[Stored items from a collection]
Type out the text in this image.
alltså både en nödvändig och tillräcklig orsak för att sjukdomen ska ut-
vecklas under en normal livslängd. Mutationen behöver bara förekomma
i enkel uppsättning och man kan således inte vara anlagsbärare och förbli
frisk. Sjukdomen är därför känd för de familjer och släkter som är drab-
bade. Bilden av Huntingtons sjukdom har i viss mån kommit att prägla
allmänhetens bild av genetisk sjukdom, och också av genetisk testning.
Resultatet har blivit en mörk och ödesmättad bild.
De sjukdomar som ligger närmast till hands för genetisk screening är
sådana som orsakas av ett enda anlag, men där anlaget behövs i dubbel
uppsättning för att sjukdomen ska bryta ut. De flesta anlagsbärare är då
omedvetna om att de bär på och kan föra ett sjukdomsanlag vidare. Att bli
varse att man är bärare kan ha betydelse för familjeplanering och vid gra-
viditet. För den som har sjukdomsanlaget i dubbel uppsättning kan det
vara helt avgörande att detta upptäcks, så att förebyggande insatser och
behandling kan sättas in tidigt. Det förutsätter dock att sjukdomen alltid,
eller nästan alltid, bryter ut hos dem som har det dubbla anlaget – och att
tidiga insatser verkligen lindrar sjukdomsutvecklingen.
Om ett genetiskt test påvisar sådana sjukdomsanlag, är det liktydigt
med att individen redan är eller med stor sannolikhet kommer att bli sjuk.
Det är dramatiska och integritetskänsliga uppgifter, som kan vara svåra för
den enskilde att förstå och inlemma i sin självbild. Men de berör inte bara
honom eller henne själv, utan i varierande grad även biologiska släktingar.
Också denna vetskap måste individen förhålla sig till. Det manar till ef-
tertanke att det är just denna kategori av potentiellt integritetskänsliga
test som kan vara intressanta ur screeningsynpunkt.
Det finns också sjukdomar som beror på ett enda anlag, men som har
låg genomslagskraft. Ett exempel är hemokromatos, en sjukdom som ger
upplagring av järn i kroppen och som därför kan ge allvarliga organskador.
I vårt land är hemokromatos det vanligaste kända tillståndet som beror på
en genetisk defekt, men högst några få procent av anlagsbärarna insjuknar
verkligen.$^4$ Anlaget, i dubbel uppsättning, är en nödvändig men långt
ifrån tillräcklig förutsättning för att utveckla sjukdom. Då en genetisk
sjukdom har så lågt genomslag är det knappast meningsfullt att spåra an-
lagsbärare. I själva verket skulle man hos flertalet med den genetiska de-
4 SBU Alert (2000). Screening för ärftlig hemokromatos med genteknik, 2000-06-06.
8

WORK REQUIRED: Every line above that holds the string "dubbel" should be returned.

SOLUTION:
sådana som orsakas av ett enda anlag, men där anlaget behövs i dubbel
viditet. För den som har sjukdomsanlaget i dubbel uppsättning kan det
verkligen.$^4$ Anlaget, i dubbel uppsättning, är en nödvändig men långt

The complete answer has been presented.